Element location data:
— START —

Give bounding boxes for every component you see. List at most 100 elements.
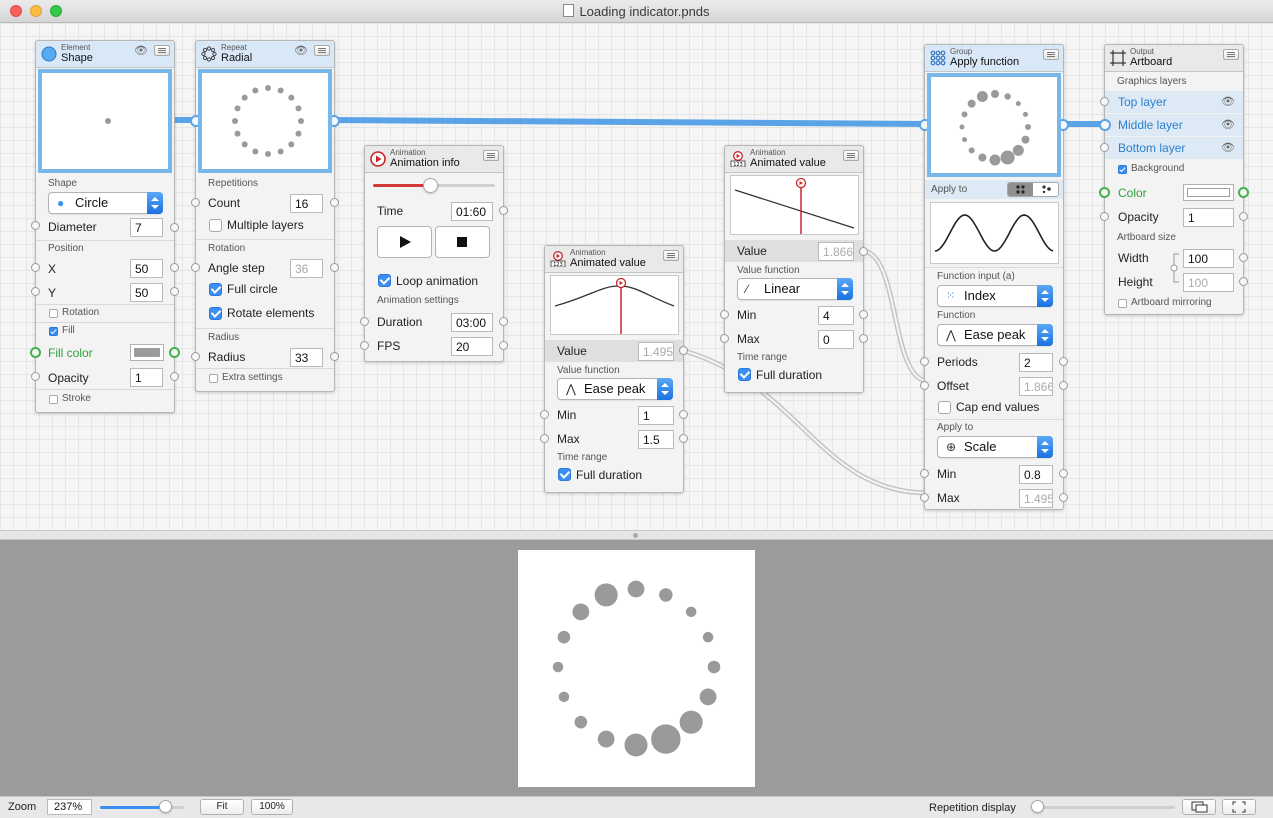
top-layer-port[interactable] [1100, 97, 1109, 106]
animated-value-node-2[interactable]: 123 Animation Animated value Value 1.866… [720, 145, 868, 393]
background-checkbox[interactable] [1118, 165, 1127, 174]
diameter-field[interactable]: 7 [130, 218, 163, 237]
min-out-port[interactable] [859, 310, 868, 319]
duration-out-port[interactable] [499, 317, 508, 326]
y-port[interactable] [31, 287, 40, 296]
radial-node-header[interactable]: Repeat Radial 👁 [196, 41, 334, 68]
duration-port[interactable] [360, 317, 369, 326]
offset-out-port[interactable] [1059, 381, 1068, 390]
max-out-port[interactable] [679, 434, 688, 443]
width-out-port[interactable] [1239, 253, 1248, 262]
value-function-popup[interactable]: ⁄ Linear [737, 278, 853, 300]
shape-node-header[interactable]: Element Shape 👁 [36, 41, 174, 68]
time-slider-knob[interactable] [423, 178, 439, 193]
rotate-elements-checkbox[interactable] [209, 307, 222, 320]
fullscreen-button[interactable] [1222, 799, 1256, 815]
height-field[interactable]: 100 [1183, 273, 1234, 292]
zoom-field[interactable]: 237% [47, 799, 92, 815]
node-menu-button[interactable] [154, 45, 170, 56]
opacity-out-port[interactable] [170, 372, 179, 381]
max-field[interactable]: 1.495 [1019, 489, 1053, 508]
radius-out-port[interactable] [330, 352, 339, 361]
fill-checkbox[interactable] [49, 327, 58, 336]
opacity-field[interactable]: 1 [130, 368, 163, 387]
layer-row-bottom[interactable]: Bottom layer 👁 [1100, 137, 1243, 159]
time-out-port[interactable] [499, 206, 508, 215]
opacity-out-port[interactable] [1239, 212, 1248, 221]
min-field[interactable]: 4 [818, 306, 854, 325]
function-popup[interactable]: ⋀ Ease peak [937, 324, 1053, 346]
apply-function-header[interactable]: Group Apply function [925, 45, 1063, 72]
min-out-port[interactable] [679, 410, 688, 419]
offset-port[interactable] [920, 381, 929, 390]
opacity-field[interactable]: 1 [1183, 208, 1234, 227]
fps-field[interactable]: 20 [451, 337, 493, 356]
extra-settings-checkbox[interactable] [209, 374, 218, 383]
artboard-mirroring-checkbox[interactable] [1118, 299, 1127, 308]
fill-color-out-port[interactable] [169, 347, 180, 358]
play-button[interactable] [377, 226, 432, 258]
node-menu-button[interactable] [1223, 49, 1239, 60]
fill-color-port[interactable] [30, 347, 41, 358]
radius-field[interactable]: 33 [290, 348, 323, 367]
stroke-checkbox[interactable] [49, 395, 58, 404]
color-out-port[interactable] [1238, 187, 1249, 198]
count-field[interactable]: 16 [290, 194, 323, 213]
animation-info-header[interactable]: Animation Animation info [365, 146, 503, 173]
eye-icon[interactable]: 👁 [134, 44, 148, 57]
node-menu-button[interactable] [314, 45, 330, 56]
shape-node[interactable]: Element Shape 👁 Shape ● Circle Diameter … [30, 40, 180, 413]
apply-function-node[interactable]: Group Apply function Apply to Function i… [919, 44, 1069, 510]
animated-value-1-header[interactable]: 123 Animation Animated value [545, 246, 683, 273]
min-field[interactable]: 1 [638, 406, 674, 425]
radial-node[interactable]: Repeat Radial 👁 Repetitions Count 16 Mul… [190, 40, 340, 392]
angle-step-field[interactable]: 36 [290, 259, 323, 278]
max-field[interactable]: 0 [818, 330, 854, 349]
animated-value-2-header[interactable]: 123 Animation Animated value [725, 146, 863, 173]
y-field[interactable]: 50 [130, 283, 163, 302]
cap-end-values-checkbox[interactable] [938, 401, 951, 414]
zoom-100-button[interactable]: 100% [251, 799, 293, 815]
full-duration-checkbox[interactable] [738, 368, 751, 381]
function-input-popup[interactable]: ⁙ Index [937, 285, 1053, 307]
min-out-port[interactable] [1059, 469, 1068, 478]
artboard-header[interactable]: Output Artboard [1105, 45, 1243, 72]
opacity-port[interactable] [1100, 212, 1109, 221]
node-menu-button[interactable] [843, 150, 859, 161]
max-port[interactable] [540, 434, 549, 443]
max-out-port[interactable] [859, 334, 868, 343]
node-canvas[interactable]: Element Shape 👁 Shape ● Circle Diameter … [0, 23, 1273, 530]
diameter-port[interactable] [31, 221, 40, 230]
fill-color-swatch[interactable] [130, 344, 164, 361]
eye-icon[interactable]: 👁 [294, 44, 308, 57]
count-port[interactable] [191, 198, 200, 207]
full-circle-checkbox[interactable] [209, 283, 222, 296]
time-field[interactable]: 01:60 [451, 202, 493, 221]
full-duration-checkbox[interactable] [558, 468, 571, 481]
width-field[interactable]: 100 [1183, 249, 1234, 268]
loop-animation-checkbox[interactable] [378, 274, 391, 287]
pane-splitter[interactable] [0, 530, 1273, 540]
middle-layer-port[interactable] [1099, 119, 1111, 131]
splitter-handle-icon[interactable] [633, 533, 638, 538]
offset-field[interactable]: 1.866 [1019, 377, 1053, 396]
count-out-port[interactable] [330, 198, 339, 207]
fps-out-port[interactable] [499, 341, 508, 350]
min-port[interactable] [920, 469, 929, 478]
bottom-layer-port[interactable] [1100, 143, 1109, 152]
x-field[interactable]: 50 [130, 259, 163, 278]
value-out-port[interactable] [679, 346, 688, 355]
zoom-slider-knob[interactable] [159, 800, 172, 813]
fps-port[interactable] [360, 341, 369, 350]
eye-icon[interactable]: 👁 [1221, 118, 1235, 131]
periods-out-port[interactable] [1059, 357, 1068, 366]
min-port[interactable] [540, 410, 549, 419]
link-dimensions-icon[interactable] [1169, 253, 1181, 283]
max-field[interactable]: 1.5 [638, 430, 674, 449]
y-out-port[interactable] [170, 287, 179, 296]
value-field[interactable]: 1.866 [818, 242, 854, 261]
eye-icon[interactable]: 👁 [1221, 141, 1235, 154]
x-out-port[interactable] [170, 263, 179, 272]
angle-step-port[interactable] [191, 263, 200, 272]
periods-port[interactable] [920, 357, 929, 366]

— END —

● Given instruction
Recast every line of the entries above as a Markdown table with the columns Row and Entry line, numbering the rows and skipping any blank lines. Leave the pictures out.

● Reply
| Row | Entry line |
|---|---|
| 1 | Give bounding boxes for every component you see. List at most 100 elements. |
| 2 | top-layer-port[interactable] [1100, 97, 1109, 106] |
| 3 | animated-value-node-2[interactable]: 123 Animation Animated value Value 1.866… [720, 145, 868, 393] |
| 4 | background-checkbox[interactable] [1118, 165, 1127, 174] |
| 5 | diameter-field[interactable]: 7 [130, 218, 163, 237] |
| 6 | min-out-port[interactable] [859, 310, 868, 319] |
| 7 | duration-out-port[interactable] [499, 317, 508, 326] |
| 8 | y-port[interactable] [31, 287, 40, 296] |
| 9 | radial-node-header[interactable]: Repeat Radial 👁 [196, 41, 334, 68] |
| 10 | duration-port[interactable] [360, 317, 369, 326] |
| 11 | offset-out-port[interactable] [1059, 381, 1068, 390] |
| 12 | max-out-port[interactable] [679, 434, 688, 443] |
| 13 | width-out-port[interactable] [1239, 253, 1248, 262] |
| 14 | value-function-popup[interactable]: ⁄ Linear [737, 278, 853, 300] |
| 15 | shape-node-header[interactable]: Element Shape 👁 [36, 41, 174, 68] |
| 16 | time-slider-knob[interactable] [423, 178, 439, 193] |
| 17 | rotate-elements-checkbox[interactable] [209, 307, 222, 320] |
| 18 | fullscreen-button[interactable] [1222, 799, 1256, 815] |
| 19 | height-field[interactable]: 100 [1183, 273, 1234, 292] |
| 20 | zoom-field[interactable]: 237% [47, 799, 92, 815] |
| 21 | node-menu-button[interactable] [154, 45, 170, 56] |
| 22 | opacity-out-port[interactable] [170, 372, 179, 381] |
| 23 | max-field[interactable]: 1.495 [1019, 489, 1053, 508] |
| 24 | radius-out-port[interactable] [330, 352, 339, 361] |
| 25 | fill-checkbox[interactable] [49, 327, 58, 336] |
| 26 | opacity-field[interactable]: 1 [130, 368, 163, 387] |
| 27 | layer-row-bottom[interactable]: Bottom layer 👁 [1100, 137, 1243, 159] |
| 28 | time-out-port[interactable] [499, 206, 508, 215] |
| 29 | opacity-out-port[interactable] [1239, 212, 1248, 221] |
| 30 | min-field[interactable]: 4 [818, 306, 854, 325] |
| 31 | function-popup[interactable]: ⋀ Ease peak [937, 324, 1053, 346] |
| 32 | apply-function-header[interactable]: Group Apply function [925, 45, 1063, 72] |
| 33 | min-out-port[interactable] [679, 410, 688, 419] |
| 34 | offset-port[interactable] [920, 381, 929, 390] |
| 35 | opacity-field[interactable]: 1 [1183, 208, 1234, 227] |
| 36 | fps-field[interactable]: 20 [451, 337, 493, 356] |
| 37 | extra-settings-checkbox[interactable] [209, 374, 218, 383] |
| 38 | artboard-mirroring-checkbox[interactable] [1118, 299, 1127, 308] |
| 39 | fill-color-out-port[interactable] [169, 347, 180, 358] |
| 40 | play-button[interactable] [377, 226, 432, 258] |
| 41 | node-menu-button[interactable] [1223, 49, 1239, 60] |
| 42 | fill-color-port[interactable] [30, 347, 41, 358] |
| 43 | radius-field[interactable]: 33 [290, 348, 323, 367] |
| 44 | stroke-checkbox[interactable] [49, 395, 58, 404] |
| 45 | color-out-port[interactable] [1238, 187, 1249, 198] |
| 46 | count-field[interactable]: 16 [290, 194, 323, 213] |
| 47 | animation-info-header[interactable]: Animation Animation info [365, 146, 503, 173] |
| 48 | eye-icon[interactable]: 👁 [134, 44, 148, 57] |
| 49 | node-menu-button[interactable] [314, 45, 330, 56] |
| 50 | shape-node[interactable]: Element Shape 👁 Shape ● Circle Diameter … [30, 40, 180, 413] |
| 51 | apply-function-node[interactable]: Group Apply function Apply to Function i… [919, 44, 1069, 510] |
| 52 | animated-value-1-header[interactable]: 123 Animation Animated value [545, 246, 683, 273] |
| 53 | min-field[interactable]: 1 [638, 406, 674, 425] |
| 54 | radial-node[interactable]: Repeat Radial 👁 Repetitions Count 16 Mul… [190, 40, 340, 392] |
| 55 | angle-step-field[interactable]: 36 [290, 259, 323, 278] |
| 56 | max-field[interactable]: 0 [818, 330, 854, 349] |
| 57 | animated-value-2-header[interactable]: 123 Animation Animated value [725, 146, 863, 173] |
| 58 | y-field[interactable]: 50 [130, 283, 163, 302] |
| 59 | cap-end-values-checkbox[interactable] [938, 401, 951, 414] |
| 60 | zoom-100-button[interactable]: 100% [251, 799, 293, 815] |
| 61 | full-duration-checkbox[interactable] [738, 368, 751, 381] |
| 62 | function-input-popup[interactable]: ⁙ Index [937, 285, 1053, 307] |
| 63 | min-out-port[interactable] [1059, 469, 1068, 478] |
| 64 | artboard-header[interactable]: Output Artboard [1105, 45, 1243, 72] |
| 65 | opacity-port[interactable] [1100, 212, 1109, 221] |
| 66 | node-menu-button[interactable] [843, 150, 859, 161] |
| 67 | max-port[interactable] [540, 434, 549, 443] |
| 68 | max-out-port[interactable] [859, 334, 868, 343] |
| 69 | node-canvas[interactable]: Element Shape 👁 Shape ● Circle Diameter … [0, 23, 1273, 530] |
| 70 | diameter-port[interactable] [31, 221, 40, 230] |
| 71 | fill-color-swatch[interactable] [130, 344, 164, 361] |
| 72 | eye-icon[interactable]: 👁 [294, 44, 308, 57] |
| 73 | count-port[interactable] [191, 198, 200, 207] |
| 74 | full-circle-checkbox[interactable] [209, 283, 222, 296] |
| 75 | time-field[interactable]: 01:60 [451, 202, 493, 221] |
| 76 | full-duration-checkbox[interactable] [558, 468, 571, 481] |
| 77 | width-field[interactable]: 100 [1183, 249, 1234, 268] |
| 78 | loop-animation-checkbox[interactable] [378, 274, 391, 287] |
| 79 | pane-splitter[interactable] [0, 530, 1273, 540] |
| 80 | middle-layer-port[interactable] [1099, 119, 1111, 131] |
| 81 | splitter-handle-icon[interactable] [633, 533, 638, 538] |
| 82 | offset-field[interactable]: 1.866 [1019, 377, 1053, 396] |
| 83 | count-out-port[interactable] [330, 198, 339, 207] |
| 84 | fps-out-port[interactable] [499, 341, 508, 350] |
| 85 | min-port[interactable] [920, 469, 929, 478] |
| 86 | bottom-layer-port[interactable] [1100, 143, 1109, 152] |
| 87 | x-field[interactable]: 50 [130, 259, 163, 278] |
| 88 | value-out-port[interactable] [679, 346, 688, 355] |
| 89 | zoom-slider-knob[interactable] [159, 800, 172, 813] |
| 90 | fps-port[interactable] [360, 341, 369, 350] |
| 91 | eye-icon[interactable]: 👁 [1221, 118, 1235, 131] |
| 92 | periods-out-port[interactable] [1059, 357, 1068, 366] |
| 93 | min-port[interactable] [540, 410, 549, 419] |
| 94 | link-dimensions-icon[interactable] [1169, 253, 1181, 283] |
| 95 | max-field[interactable]: 1.5 [638, 430, 674, 449] |
| 96 | y-out-port[interactable] [170, 287, 179, 296] |
| 97 | value-field[interactable]: 1.866 [818, 242, 854, 261] |
| 98 | eye-icon[interactable]: 👁 [1221, 141, 1235, 154] |
| 99 | x-out-port[interactable] [170, 263, 179, 272] |
| 100 | angle-step-port[interactable] [191, 263, 200, 272] |
| 101 | periods-port[interactable] [920, 357, 929, 366] |